EXERCISE REQUIREMENTS ->
Copy out the lines that include the word "income".

SUPPLIED MATERIAL ->
****

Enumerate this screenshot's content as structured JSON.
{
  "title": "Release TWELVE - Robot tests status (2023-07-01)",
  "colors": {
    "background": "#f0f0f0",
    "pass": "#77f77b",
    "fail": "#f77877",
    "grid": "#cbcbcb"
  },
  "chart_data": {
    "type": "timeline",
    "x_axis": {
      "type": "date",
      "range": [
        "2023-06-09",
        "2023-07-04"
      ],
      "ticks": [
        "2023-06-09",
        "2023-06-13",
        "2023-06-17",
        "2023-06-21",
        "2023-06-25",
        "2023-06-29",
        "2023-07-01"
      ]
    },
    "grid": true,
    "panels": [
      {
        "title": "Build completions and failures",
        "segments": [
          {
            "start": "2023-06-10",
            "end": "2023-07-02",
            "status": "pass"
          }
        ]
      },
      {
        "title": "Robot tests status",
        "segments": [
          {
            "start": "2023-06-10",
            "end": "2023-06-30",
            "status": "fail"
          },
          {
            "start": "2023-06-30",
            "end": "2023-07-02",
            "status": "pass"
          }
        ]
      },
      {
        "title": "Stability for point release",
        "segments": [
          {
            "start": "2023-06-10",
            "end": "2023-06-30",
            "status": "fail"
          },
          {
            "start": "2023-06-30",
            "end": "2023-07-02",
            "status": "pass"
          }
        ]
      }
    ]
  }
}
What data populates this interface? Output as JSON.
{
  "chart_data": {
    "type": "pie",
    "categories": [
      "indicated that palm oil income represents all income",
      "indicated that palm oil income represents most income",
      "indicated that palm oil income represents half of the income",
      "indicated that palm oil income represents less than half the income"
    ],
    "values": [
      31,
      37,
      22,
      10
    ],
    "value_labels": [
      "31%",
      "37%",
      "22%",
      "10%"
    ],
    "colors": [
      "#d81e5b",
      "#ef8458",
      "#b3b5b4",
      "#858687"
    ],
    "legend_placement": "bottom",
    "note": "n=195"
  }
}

****

CORRECT ANSWER ->
      "indicated that palm oil income represents all income",
      "indicated that palm oil income represents most income",
      "indicated that palm oil income represents half of the income",
      "indicated that palm oil income represents less than half the income"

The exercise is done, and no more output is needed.